=== Working data ===

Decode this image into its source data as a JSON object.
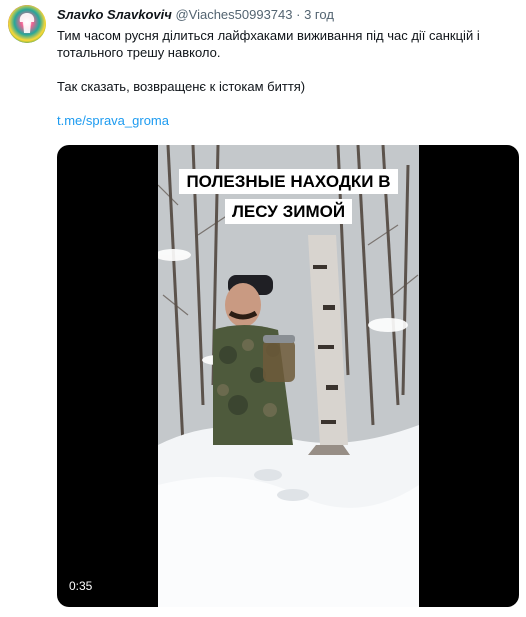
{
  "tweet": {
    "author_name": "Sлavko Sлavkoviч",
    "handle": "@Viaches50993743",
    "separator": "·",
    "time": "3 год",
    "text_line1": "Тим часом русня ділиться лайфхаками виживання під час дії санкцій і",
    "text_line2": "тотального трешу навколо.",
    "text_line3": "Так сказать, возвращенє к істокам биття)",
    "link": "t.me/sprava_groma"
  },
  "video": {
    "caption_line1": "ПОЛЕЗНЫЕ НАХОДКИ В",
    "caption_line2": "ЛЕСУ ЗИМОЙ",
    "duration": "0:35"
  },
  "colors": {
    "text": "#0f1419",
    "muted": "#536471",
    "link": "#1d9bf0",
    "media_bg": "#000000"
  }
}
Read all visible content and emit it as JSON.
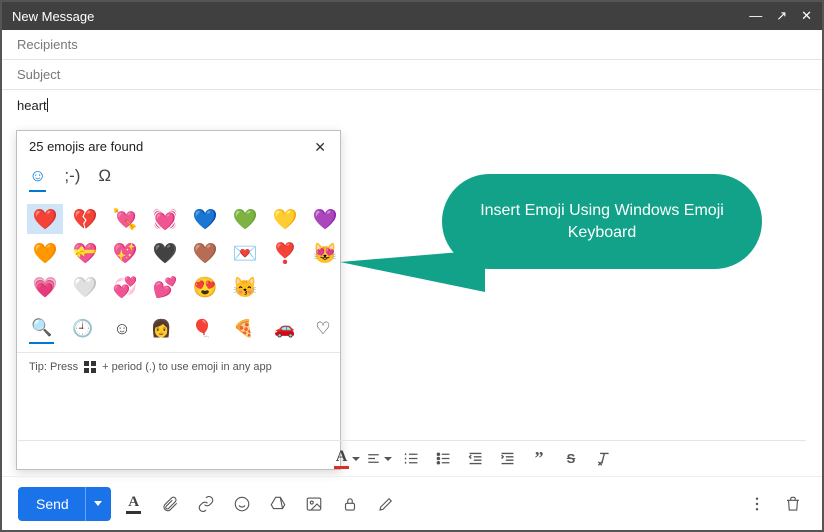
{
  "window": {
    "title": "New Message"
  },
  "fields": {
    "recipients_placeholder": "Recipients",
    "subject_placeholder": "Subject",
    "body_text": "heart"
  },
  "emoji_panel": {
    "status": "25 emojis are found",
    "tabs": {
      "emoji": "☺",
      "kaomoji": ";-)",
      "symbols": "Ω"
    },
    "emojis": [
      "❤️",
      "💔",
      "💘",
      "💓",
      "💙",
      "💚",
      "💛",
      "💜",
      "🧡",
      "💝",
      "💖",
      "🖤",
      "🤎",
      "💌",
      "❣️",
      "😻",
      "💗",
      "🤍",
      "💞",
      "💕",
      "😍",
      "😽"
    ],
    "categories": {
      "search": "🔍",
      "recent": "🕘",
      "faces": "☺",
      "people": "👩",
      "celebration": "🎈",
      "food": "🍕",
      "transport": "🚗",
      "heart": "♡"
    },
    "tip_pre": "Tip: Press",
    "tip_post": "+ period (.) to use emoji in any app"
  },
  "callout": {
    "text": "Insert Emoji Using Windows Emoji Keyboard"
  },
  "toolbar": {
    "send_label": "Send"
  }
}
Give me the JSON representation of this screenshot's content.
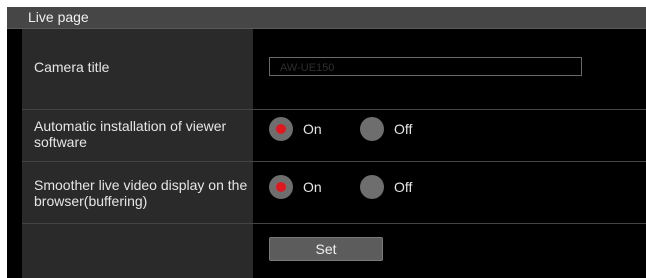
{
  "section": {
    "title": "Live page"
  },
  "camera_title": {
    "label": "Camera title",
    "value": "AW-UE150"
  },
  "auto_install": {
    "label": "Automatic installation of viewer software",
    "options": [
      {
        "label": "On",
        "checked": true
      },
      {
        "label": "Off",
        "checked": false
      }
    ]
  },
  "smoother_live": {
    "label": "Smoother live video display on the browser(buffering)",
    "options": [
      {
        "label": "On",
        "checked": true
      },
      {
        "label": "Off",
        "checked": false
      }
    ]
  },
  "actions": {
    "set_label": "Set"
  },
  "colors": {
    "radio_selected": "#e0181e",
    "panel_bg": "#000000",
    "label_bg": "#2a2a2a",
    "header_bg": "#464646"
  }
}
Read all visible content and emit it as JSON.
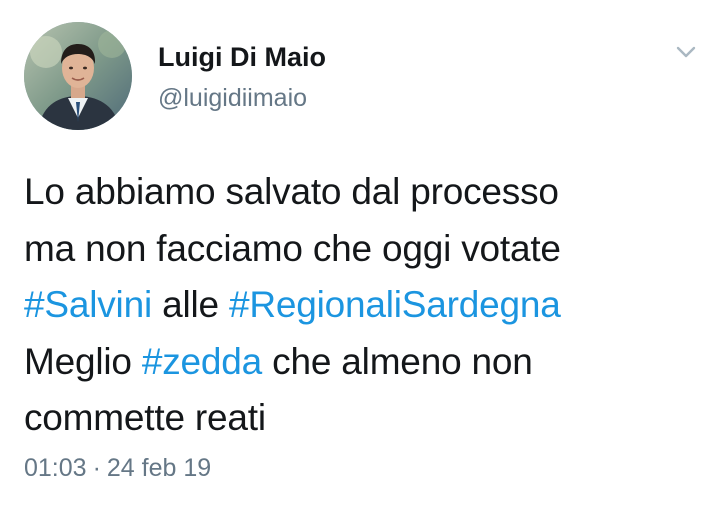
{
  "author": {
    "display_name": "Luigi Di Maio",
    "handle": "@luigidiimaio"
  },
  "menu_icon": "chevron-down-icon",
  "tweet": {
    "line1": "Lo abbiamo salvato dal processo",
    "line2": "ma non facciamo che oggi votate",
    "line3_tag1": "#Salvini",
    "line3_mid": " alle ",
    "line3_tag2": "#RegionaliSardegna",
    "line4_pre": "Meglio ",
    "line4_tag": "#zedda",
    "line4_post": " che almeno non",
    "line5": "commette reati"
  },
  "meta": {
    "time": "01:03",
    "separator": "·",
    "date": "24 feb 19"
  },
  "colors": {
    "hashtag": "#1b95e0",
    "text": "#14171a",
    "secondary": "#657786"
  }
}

===

> **Prompt**:
Take the entries shown above and quote them verbatim, passing over the pictures.

> **Response below**:
Decode this image into its source data as a JSON object.
{
  "tweet": {
    "author_name": "Sлavko Sлavkoviч",
    "handle": "@Viaches50993743",
    "separator": "·",
    "time": "3 год",
    "text_line1": "Тим часом русня ділиться лайфхаками виживання під час дії санкцій і",
    "text_line2": "тотального трешу навколо.",
    "text_line3": "Так сказать, возвращенє к істокам биття)",
    "link": "t.me/sprava_groma"
  },
  "video": {
    "caption_line1": "ПОЛЕЗНЫЕ НАХОДКИ В",
    "caption_line2": "ЛЕСУ ЗИМОЙ",
    "duration": "0:35"
  },
  "colors": {
    "text": "#0f1419",
    "muted": "#536471",
    "link": "#1d9bf0",
    "media_bg": "#000000"
  }
}
Read all visible content and emit it as JSON.
{
  "window": {
    "title": "New Message"
  },
  "fields": {
    "recipients_placeholder": "Recipients",
    "subject_placeholder": "Subject",
    "body_text": "heart"
  },
  "emoji_panel": {
    "status": "25 emojis are found",
    "tabs": {
      "emoji": "☺",
      "kaomoji": ";-)",
      "symbols": "Ω"
    },
    "emojis": [
      "❤️",
      "💔",
      "💘",
      "💓",
      "💙",
      "💚",
      "💛",
      "💜",
      "🧡",
      "💝",
      "💖",
      "🖤",
      "🤎",
      "💌",
      "❣️",
      "😻",
      "💗",
      "🤍",
      "💞",
      "💕",
      "😍",
      "😽"
    ],
    "categories": {
      "search": "🔍",
      "recent": "🕘",
      "faces": "☺",
      "people": "👩",
      "celebration": "🎈",
      "food": "🍕",
      "transport": "🚗",
      "heart": "♡"
    },
    "tip_pre": "Tip: Press",
    "tip_post": "+ period (.) to use emoji in any app"
  },
  "callout": {
    "text": "Insert Emoji Using Windows Emoji Keyboard"
  },
  "toolbar": {
    "send_label": "Send"
  }
}
Give me the JSON representation of this screenshot's content.
{
  "section": {
    "title": "Live page"
  },
  "camera_title": {
    "label": "Camera title",
    "value": "AW-UE150"
  },
  "auto_install": {
    "label": "Automatic installation of viewer software",
    "options": [
      {
        "label": "On",
        "checked": true
      },
      {
        "label": "Off",
        "checked": false
      }
    ]
  },
  "smoother_live": {
    "label": "Smoother live video display on the browser(buffering)",
    "options": [
      {
        "label": "On",
        "checked": true
      },
      {
        "label": "Off",
        "checked": false
      }
    ]
  },
  "actions": {
    "set_label": "Set"
  },
  "colors": {
    "radio_selected": "#e0181e",
    "panel_bg": "#000000",
    "label_bg": "#2a2a2a",
    "header_bg": "#464646"
  }
}
Read all visible content and emit it as JSON.
{
  "author": {
    "display_name": "Luigi Di Maio",
    "handle": "@luigidiimaio"
  },
  "menu_icon": "chevron-down-icon",
  "tweet": {
    "line1": "Lo abbiamo salvato dal processo",
    "line2": "ma non facciamo che oggi votate",
    "line3_tag1": "#Salvini",
    "line3_mid": " alle ",
    "line3_tag2": "#RegionaliSardegna",
    "line4_pre": "Meglio ",
    "line4_tag": "#zedda",
    "line4_post": " che almeno non",
    "line5": "commette reati"
  },
  "meta": {
    "time": "01:03",
    "separator": "·",
    "date": "24 feb 19"
  },
  "colors": {
    "hashtag": "#1b95e0",
    "text": "#14171a",
    "secondary": "#657786"
  }
}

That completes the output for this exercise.